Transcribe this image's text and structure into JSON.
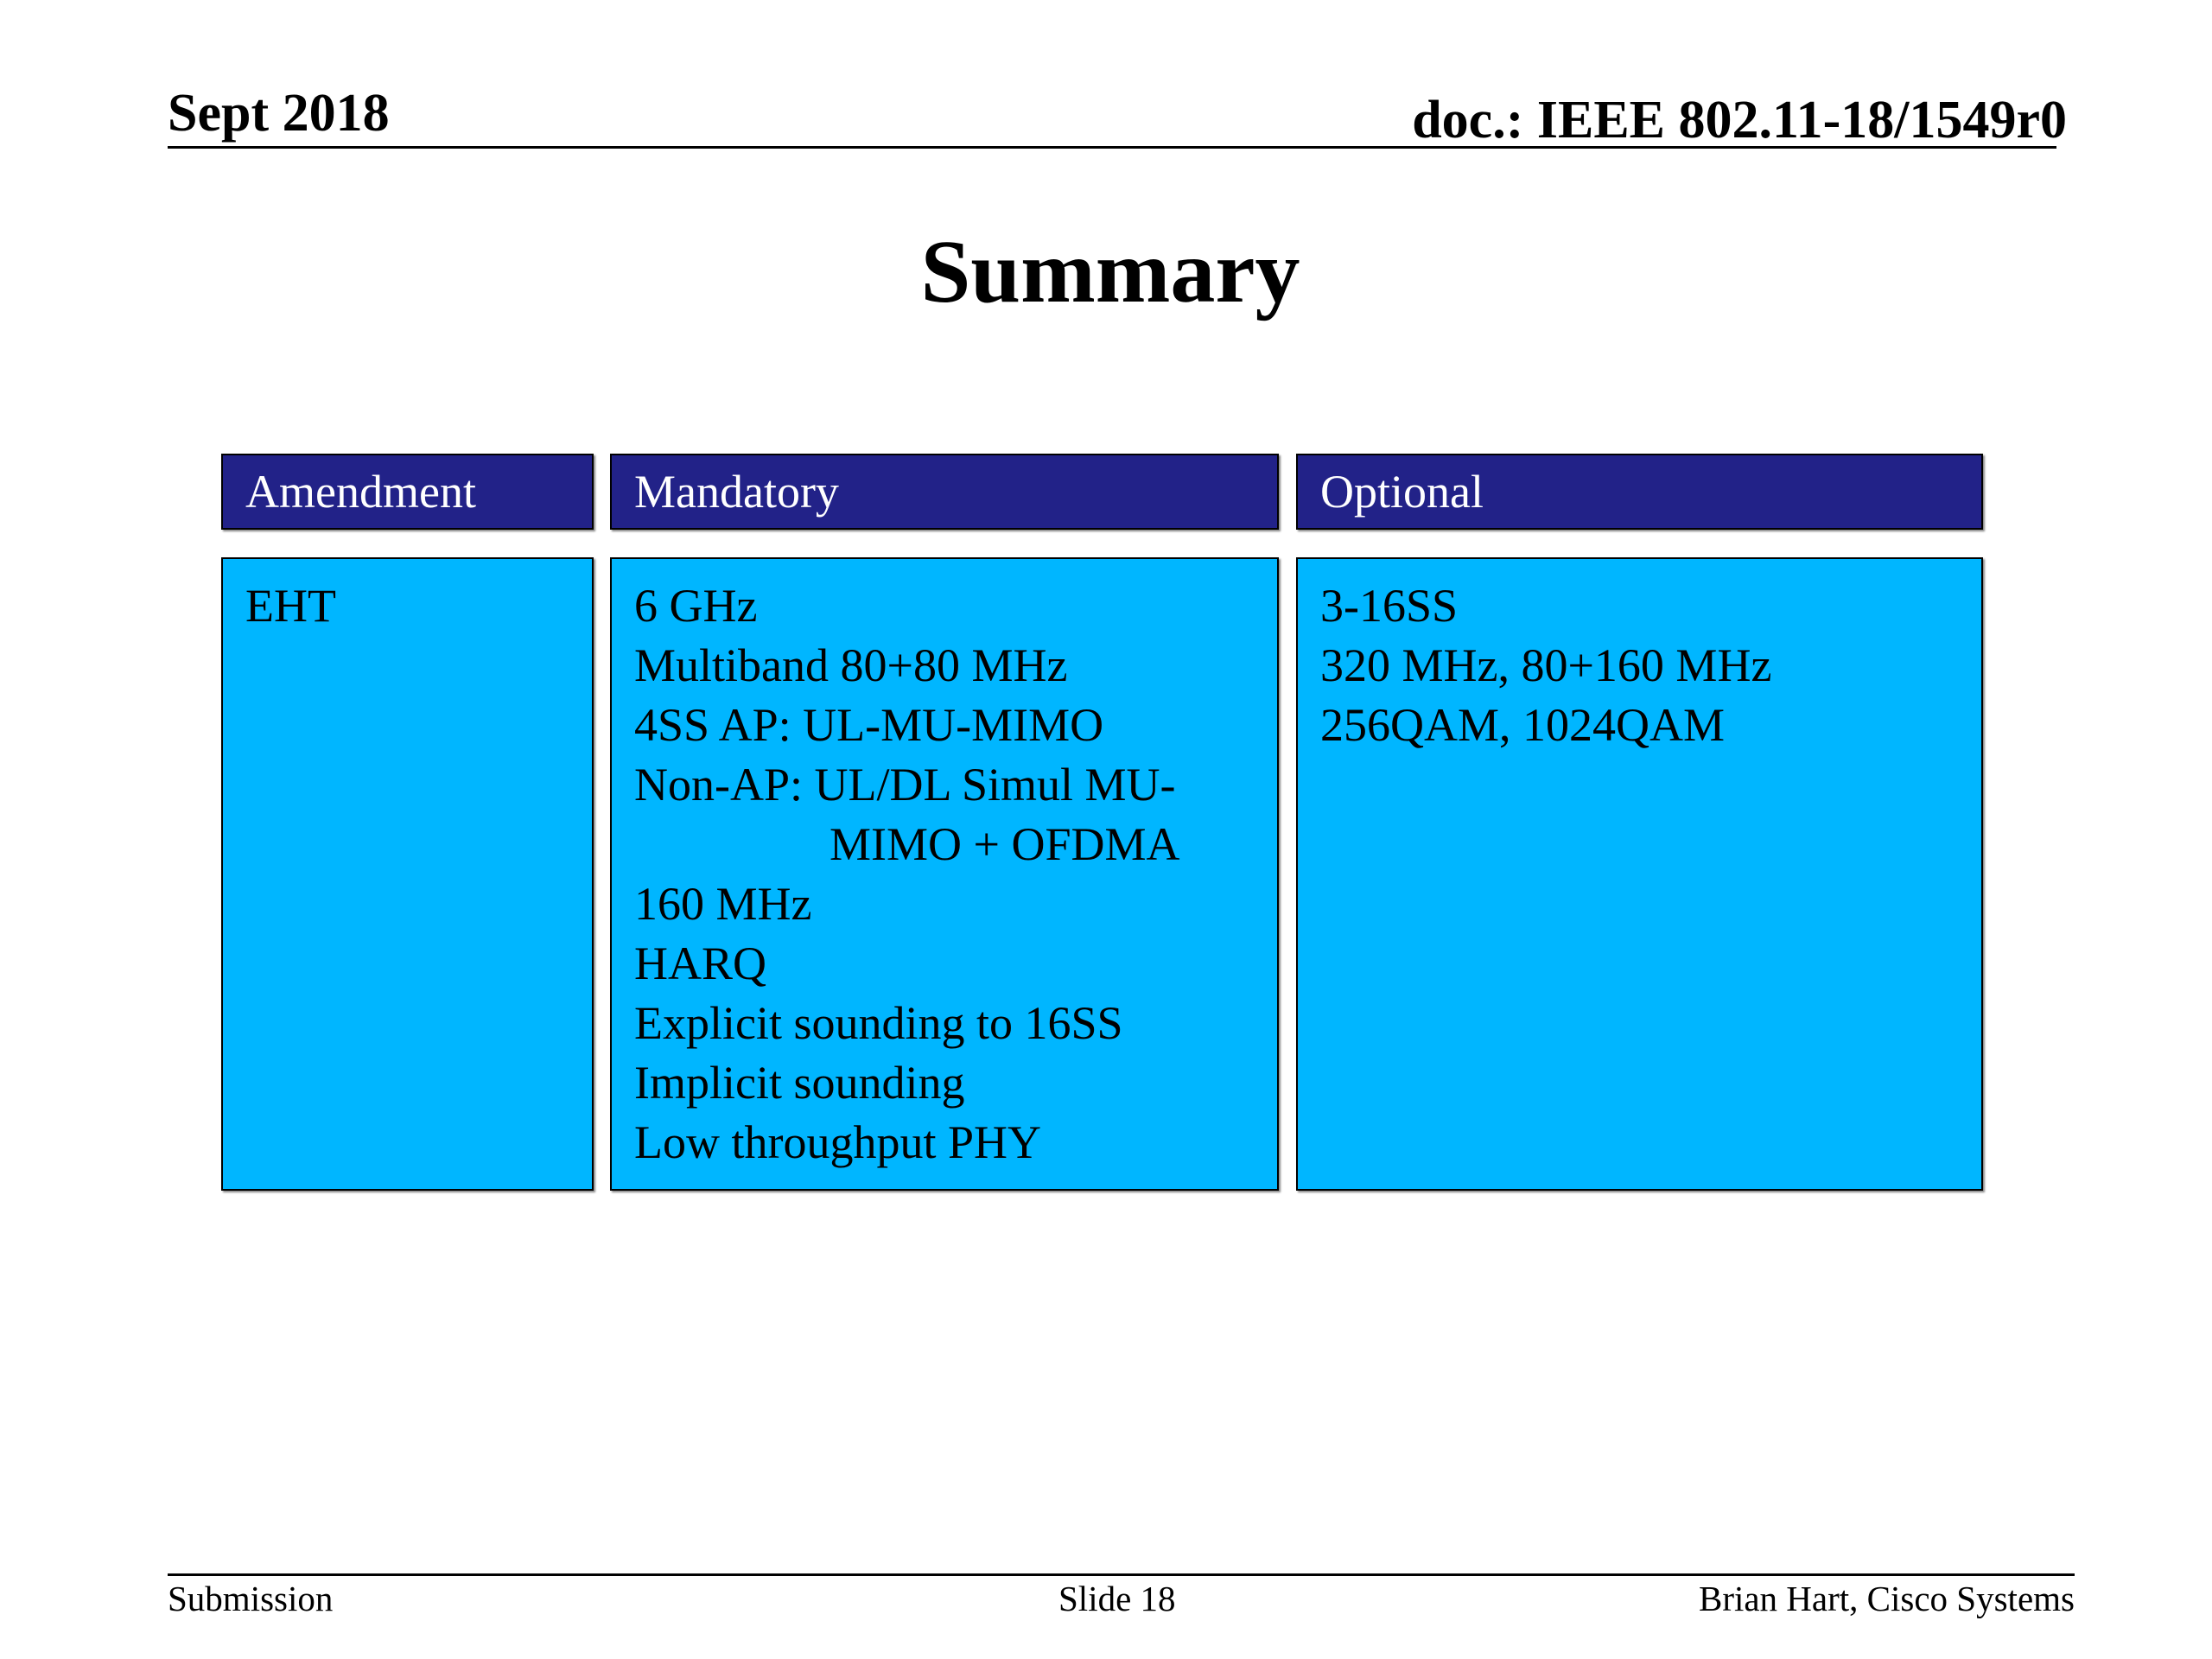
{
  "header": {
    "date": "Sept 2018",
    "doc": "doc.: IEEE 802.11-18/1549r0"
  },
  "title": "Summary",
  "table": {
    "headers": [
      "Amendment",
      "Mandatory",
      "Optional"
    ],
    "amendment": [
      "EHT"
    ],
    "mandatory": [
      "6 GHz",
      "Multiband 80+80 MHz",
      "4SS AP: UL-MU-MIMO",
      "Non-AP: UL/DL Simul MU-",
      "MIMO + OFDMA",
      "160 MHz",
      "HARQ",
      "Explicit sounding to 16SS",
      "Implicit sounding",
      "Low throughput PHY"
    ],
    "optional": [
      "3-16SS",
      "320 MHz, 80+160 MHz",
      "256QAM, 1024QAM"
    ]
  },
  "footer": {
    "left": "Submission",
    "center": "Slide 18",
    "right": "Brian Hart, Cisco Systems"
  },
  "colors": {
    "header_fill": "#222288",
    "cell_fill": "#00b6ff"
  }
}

Given problem >> Isolate each line of the listing above that includes "sounding". Copy it.

Output of the task >>
      "Explicit sounding to 16SS",
      "Implicit sounding",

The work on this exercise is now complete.